Give the count of lines holding the string "problem" and nothing else.

---------------

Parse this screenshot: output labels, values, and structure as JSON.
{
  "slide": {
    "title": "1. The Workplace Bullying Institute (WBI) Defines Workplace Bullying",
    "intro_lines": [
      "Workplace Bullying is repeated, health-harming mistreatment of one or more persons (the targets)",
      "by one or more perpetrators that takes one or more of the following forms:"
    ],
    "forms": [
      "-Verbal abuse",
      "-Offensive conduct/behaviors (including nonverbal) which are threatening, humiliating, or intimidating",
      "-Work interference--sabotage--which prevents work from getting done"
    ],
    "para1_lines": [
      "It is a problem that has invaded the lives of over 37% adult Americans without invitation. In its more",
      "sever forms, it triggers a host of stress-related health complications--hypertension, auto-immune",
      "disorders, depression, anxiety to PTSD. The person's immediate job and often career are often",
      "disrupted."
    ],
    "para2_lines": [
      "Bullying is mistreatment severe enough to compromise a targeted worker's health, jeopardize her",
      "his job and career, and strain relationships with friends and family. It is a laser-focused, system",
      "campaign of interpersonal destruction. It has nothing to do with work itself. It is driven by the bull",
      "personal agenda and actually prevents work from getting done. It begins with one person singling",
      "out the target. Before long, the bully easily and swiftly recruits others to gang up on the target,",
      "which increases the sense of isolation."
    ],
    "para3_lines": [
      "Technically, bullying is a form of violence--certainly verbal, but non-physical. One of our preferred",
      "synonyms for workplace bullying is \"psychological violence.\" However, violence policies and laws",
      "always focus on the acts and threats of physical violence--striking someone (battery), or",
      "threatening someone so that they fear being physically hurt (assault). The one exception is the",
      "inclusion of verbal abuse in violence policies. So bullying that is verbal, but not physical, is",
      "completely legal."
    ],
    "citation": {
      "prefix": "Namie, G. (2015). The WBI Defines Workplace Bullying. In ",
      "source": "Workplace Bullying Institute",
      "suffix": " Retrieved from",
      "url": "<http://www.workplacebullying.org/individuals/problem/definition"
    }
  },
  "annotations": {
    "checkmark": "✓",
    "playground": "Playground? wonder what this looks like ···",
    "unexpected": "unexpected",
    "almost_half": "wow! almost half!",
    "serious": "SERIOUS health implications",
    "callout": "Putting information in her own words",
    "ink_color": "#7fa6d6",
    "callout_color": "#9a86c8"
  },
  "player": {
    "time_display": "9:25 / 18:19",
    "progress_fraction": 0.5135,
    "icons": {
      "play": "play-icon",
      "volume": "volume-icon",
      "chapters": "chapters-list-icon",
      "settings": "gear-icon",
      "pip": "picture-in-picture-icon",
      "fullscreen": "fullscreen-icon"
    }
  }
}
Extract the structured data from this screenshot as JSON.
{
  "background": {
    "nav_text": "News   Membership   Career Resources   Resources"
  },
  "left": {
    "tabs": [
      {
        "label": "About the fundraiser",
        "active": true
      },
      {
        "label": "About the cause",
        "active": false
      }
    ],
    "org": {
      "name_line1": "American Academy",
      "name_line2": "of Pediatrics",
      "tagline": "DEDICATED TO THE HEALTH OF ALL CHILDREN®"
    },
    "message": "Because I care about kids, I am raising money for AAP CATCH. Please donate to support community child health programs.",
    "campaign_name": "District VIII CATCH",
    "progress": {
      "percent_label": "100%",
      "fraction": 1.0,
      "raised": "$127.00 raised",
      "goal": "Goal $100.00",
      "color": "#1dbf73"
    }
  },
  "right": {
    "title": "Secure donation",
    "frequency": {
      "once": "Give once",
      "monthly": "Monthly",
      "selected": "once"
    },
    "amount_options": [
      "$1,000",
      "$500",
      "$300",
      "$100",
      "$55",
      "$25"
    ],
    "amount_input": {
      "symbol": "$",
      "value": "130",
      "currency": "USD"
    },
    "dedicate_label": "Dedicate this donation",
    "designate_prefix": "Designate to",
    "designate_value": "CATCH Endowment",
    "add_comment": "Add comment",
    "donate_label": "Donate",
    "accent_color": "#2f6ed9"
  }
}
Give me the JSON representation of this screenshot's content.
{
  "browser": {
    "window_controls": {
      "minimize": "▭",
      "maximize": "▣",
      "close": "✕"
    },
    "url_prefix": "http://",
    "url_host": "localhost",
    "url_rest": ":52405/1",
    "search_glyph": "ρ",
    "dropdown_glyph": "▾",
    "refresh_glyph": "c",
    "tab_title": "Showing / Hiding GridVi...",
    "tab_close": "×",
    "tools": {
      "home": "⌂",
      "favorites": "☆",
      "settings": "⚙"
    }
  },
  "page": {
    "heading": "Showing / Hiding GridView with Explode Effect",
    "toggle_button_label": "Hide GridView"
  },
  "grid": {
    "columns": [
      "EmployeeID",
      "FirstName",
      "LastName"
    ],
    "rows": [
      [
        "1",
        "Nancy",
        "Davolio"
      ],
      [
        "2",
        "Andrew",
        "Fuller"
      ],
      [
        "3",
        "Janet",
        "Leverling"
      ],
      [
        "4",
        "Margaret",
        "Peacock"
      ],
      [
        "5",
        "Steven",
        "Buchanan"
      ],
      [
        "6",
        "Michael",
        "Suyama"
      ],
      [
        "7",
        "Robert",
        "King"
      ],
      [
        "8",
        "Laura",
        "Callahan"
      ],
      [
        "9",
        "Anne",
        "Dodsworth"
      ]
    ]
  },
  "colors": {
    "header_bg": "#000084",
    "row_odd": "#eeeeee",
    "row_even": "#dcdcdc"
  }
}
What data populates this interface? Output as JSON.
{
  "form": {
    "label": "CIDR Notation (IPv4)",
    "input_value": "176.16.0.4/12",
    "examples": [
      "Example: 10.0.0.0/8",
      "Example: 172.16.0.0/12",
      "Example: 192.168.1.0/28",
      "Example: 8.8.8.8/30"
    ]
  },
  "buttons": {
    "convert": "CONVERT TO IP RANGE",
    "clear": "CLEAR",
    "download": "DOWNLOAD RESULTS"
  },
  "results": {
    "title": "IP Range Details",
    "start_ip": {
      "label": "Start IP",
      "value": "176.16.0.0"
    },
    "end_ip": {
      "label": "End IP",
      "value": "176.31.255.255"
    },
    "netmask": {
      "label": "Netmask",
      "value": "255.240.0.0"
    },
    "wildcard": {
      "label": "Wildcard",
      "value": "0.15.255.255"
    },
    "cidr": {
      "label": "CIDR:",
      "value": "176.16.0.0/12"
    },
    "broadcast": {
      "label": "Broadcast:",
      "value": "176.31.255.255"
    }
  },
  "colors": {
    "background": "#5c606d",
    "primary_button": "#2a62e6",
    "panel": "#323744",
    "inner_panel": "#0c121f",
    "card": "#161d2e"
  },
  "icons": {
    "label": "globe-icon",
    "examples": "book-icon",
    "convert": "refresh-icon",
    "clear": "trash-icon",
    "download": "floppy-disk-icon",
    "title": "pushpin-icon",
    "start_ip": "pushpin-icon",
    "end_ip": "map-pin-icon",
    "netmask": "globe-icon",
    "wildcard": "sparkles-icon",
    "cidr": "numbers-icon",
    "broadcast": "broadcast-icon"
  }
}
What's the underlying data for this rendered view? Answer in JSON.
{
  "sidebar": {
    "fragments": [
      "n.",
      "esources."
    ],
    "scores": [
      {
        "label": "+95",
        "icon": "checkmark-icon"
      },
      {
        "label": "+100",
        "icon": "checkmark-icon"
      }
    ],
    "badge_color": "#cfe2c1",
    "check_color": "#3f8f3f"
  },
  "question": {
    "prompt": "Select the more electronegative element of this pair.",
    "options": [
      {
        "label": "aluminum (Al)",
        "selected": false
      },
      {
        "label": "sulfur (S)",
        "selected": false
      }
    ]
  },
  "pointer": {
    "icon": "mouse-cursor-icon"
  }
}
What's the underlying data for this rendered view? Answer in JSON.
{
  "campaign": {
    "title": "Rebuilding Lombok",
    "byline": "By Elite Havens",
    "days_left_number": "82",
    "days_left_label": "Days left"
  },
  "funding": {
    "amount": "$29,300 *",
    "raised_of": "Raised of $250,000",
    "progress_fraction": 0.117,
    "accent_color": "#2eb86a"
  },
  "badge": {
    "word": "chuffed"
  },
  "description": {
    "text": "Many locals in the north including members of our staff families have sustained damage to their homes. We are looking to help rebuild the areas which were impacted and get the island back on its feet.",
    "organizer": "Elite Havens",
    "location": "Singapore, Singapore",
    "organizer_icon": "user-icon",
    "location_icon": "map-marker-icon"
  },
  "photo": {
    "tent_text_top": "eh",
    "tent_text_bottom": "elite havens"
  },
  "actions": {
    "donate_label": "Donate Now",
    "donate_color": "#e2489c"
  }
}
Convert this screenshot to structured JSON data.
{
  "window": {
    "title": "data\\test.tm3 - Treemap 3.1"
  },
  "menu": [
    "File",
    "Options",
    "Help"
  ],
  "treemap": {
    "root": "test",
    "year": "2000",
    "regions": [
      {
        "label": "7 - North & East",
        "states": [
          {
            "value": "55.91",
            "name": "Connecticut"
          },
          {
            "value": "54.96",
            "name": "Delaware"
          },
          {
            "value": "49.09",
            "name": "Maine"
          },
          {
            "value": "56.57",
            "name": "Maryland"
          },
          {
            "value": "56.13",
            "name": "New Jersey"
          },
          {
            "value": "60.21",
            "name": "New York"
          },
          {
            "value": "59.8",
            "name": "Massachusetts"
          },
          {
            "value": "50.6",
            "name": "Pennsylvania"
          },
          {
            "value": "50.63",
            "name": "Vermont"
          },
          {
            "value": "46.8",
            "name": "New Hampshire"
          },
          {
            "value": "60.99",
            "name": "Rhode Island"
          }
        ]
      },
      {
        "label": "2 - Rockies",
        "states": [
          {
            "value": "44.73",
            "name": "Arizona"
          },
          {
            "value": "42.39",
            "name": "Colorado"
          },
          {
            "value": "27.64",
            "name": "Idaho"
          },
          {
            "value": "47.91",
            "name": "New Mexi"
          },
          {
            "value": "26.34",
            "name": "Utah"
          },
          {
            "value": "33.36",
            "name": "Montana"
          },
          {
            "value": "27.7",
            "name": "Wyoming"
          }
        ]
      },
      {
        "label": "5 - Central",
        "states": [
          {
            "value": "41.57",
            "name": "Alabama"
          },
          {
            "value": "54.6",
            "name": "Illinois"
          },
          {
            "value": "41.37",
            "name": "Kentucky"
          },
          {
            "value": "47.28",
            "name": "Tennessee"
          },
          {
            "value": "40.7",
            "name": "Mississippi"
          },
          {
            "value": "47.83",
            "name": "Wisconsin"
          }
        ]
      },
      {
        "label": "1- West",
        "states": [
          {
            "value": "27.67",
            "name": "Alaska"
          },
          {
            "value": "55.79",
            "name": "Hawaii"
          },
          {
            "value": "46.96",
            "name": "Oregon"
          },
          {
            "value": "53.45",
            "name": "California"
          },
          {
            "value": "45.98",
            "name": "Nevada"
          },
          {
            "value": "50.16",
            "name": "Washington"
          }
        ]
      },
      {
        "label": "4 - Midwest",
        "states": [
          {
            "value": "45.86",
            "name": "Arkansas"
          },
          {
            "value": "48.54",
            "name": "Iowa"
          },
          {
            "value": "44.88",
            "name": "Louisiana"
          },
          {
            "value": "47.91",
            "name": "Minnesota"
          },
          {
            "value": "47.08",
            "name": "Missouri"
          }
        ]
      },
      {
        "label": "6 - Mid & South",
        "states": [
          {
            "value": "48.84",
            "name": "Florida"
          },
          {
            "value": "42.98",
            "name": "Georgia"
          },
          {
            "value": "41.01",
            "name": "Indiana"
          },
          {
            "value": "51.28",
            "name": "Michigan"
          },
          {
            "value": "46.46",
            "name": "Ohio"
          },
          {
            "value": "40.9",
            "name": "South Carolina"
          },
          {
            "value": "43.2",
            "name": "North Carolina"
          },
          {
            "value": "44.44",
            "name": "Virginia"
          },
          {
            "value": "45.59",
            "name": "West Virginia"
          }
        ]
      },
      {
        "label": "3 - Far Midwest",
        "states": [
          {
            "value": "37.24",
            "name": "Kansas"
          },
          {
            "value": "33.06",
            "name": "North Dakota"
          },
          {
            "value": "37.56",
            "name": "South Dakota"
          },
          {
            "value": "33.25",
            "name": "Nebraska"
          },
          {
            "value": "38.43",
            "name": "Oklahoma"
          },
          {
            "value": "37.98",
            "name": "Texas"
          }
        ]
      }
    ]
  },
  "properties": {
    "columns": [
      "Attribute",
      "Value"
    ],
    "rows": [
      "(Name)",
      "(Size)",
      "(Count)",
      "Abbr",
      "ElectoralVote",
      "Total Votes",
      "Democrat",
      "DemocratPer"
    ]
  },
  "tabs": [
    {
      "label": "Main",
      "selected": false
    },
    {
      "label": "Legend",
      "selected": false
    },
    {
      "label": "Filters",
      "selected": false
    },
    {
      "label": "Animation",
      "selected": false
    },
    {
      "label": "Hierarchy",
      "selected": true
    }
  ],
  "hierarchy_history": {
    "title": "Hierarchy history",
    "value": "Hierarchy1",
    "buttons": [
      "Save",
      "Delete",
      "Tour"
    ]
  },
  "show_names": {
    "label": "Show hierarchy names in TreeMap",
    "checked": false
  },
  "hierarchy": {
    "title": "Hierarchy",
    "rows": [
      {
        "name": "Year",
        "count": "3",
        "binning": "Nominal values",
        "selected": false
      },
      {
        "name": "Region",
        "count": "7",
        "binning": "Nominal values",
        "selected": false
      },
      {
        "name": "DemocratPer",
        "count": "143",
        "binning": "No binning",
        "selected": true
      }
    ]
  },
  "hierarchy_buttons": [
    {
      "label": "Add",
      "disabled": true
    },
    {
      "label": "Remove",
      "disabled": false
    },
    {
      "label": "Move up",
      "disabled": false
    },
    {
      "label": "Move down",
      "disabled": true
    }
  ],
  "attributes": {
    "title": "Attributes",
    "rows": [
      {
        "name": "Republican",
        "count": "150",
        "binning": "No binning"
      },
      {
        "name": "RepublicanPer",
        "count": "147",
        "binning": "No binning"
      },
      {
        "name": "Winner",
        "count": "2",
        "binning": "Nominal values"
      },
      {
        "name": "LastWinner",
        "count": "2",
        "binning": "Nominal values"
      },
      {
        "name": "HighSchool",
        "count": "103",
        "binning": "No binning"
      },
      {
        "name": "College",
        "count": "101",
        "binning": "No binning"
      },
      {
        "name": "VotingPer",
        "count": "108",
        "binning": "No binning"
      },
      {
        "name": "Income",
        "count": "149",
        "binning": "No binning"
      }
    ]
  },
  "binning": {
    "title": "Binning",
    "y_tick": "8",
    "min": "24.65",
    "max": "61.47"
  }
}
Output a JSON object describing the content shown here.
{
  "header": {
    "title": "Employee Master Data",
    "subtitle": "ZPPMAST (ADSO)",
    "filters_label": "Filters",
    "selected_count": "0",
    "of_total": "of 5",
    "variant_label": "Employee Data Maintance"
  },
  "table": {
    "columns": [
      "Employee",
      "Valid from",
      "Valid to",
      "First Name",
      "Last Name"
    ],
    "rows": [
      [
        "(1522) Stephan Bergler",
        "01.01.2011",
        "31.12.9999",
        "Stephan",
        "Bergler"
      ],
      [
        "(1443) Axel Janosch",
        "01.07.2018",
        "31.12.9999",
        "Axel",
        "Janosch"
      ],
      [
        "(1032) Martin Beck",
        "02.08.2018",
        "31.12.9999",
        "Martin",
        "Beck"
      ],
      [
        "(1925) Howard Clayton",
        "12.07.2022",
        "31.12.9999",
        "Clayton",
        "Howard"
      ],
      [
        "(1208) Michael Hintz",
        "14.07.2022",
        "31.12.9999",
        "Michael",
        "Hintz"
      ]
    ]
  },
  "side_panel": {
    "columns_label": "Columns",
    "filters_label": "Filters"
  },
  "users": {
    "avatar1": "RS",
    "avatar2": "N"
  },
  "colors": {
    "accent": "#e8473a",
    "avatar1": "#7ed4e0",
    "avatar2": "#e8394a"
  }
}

---------------

— The result —
2